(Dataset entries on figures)
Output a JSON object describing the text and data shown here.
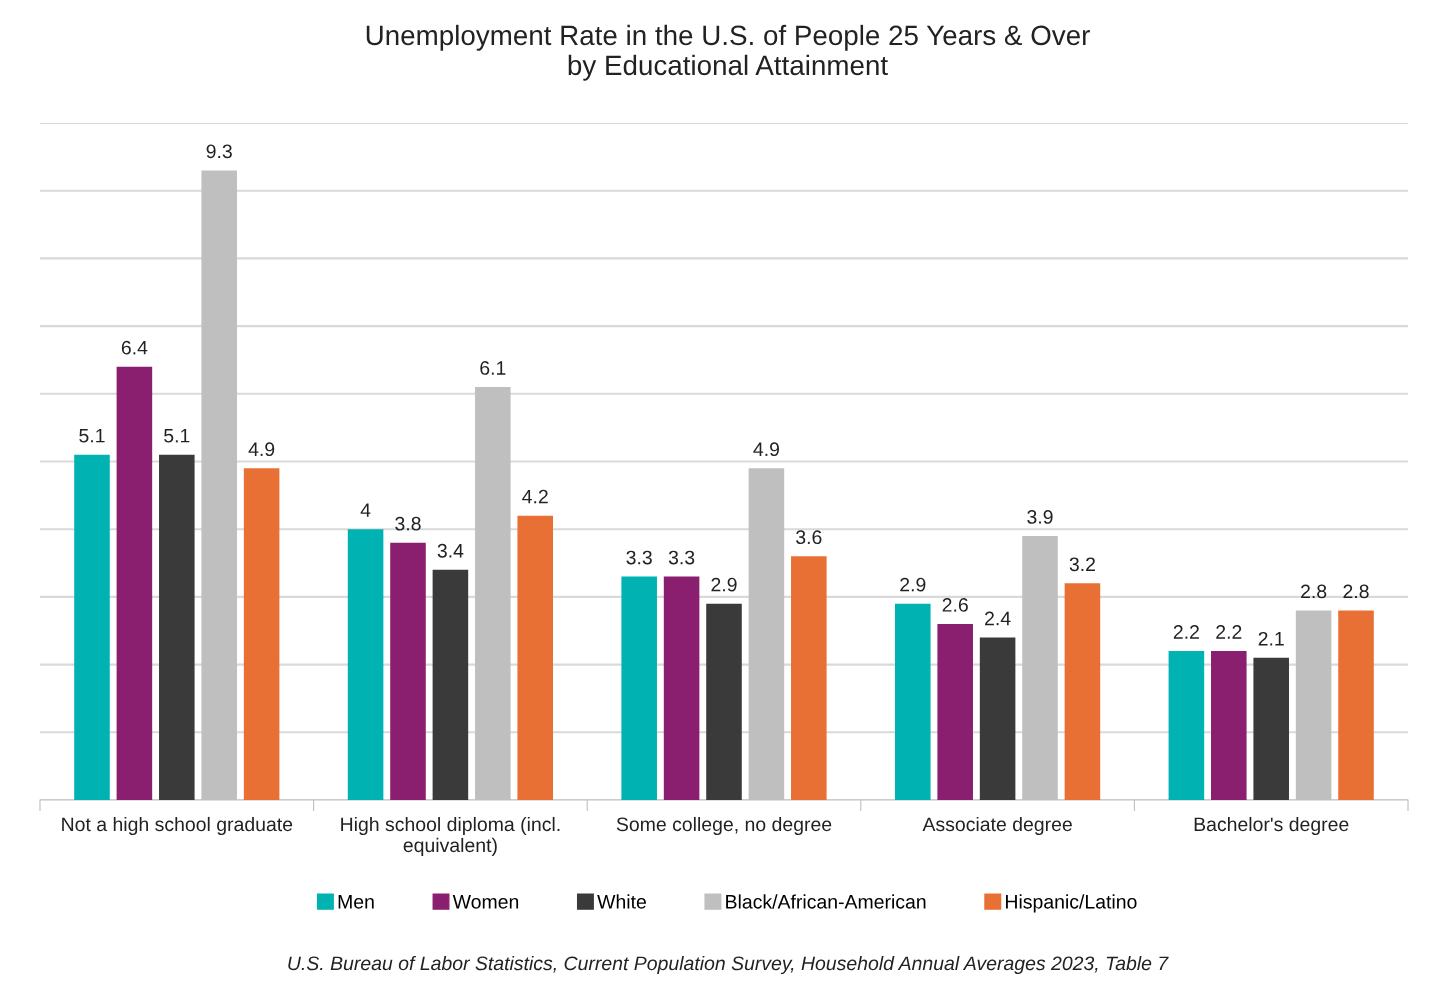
{
  "chart_data": {
    "type": "bar",
    "title": "Unemployment Rate in the U.S. of People 25 Years & Over\nby Educational Attainment",
    "categories": [
      "Not a high school graduate",
      "High school diploma (incl. equivalent)",
      "Some college, no degree",
      "Associate degree",
      "Bachelor's degree"
    ],
    "series": [
      {
        "name": "Men",
        "color": "#00b2b2",
        "values": [
          5.1,
          4,
          3.3,
          2.9,
          2.2
        ]
      },
      {
        "name": "Women",
        "color": "#8b1f6f",
        "values": [
          6.4,
          3.8,
          3.3,
          2.6,
          2.2
        ]
      },
      {
        "name": "White",
        "color": "#3a3a3a",
        "values": [
          5.1,
          3.4,
          2.9,
          2.4,
          2.1
        ]
      },
      {
        "name": "Black/African-American",
        "color": "#bfbfbf",
        "values": [
          9.3,
          6.1,
          4.9,
          3.9,
          2.8
        ]
      },
      {
        "name": "Hispanic/Latino",
        "color": "#e87035",
        "values": [
          4.9,
          4.2,
          3.6,
          3.2,
          2.8
        ]
      }
    ],
    "ylim": [
      0,
      10
    ],
    "yticks": [
      {
        "value": 0,
        "label": null
      },
      {
        "value": 1,
        "label": null
      },
      {
        "value": 2,
        "label": null
      },
      {
        "value": 3,
        "label": null
      },
      {
        "value": 4,
        "label": null
      },
      {
        "value": 5,
        "label": null
      },
      {
        "value": 6,
        "label": null
      },
      {
        "value": 7,
        "label": null
      },
      {
        "value": 8,
        "label": null
      },
      {
        "value": 9,
        "label": null
      },
      {
        "value": 10,
        "label": null
      }
    ],
    "tick_labels": "x",
    "grid": "y",
    "legend": "bottom",
    "data_labels": true,
    "annotations": [
      "U.S. Bureau of Labor Statistics, Current Population Survey, Household Annual Averages 2023, Table 7"
    ]
  }
}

» STATED PROBLEM:
Among the entries above, how many lines hold the word "school"? Reply with only that number.

» FINISHED EXERCISE:
2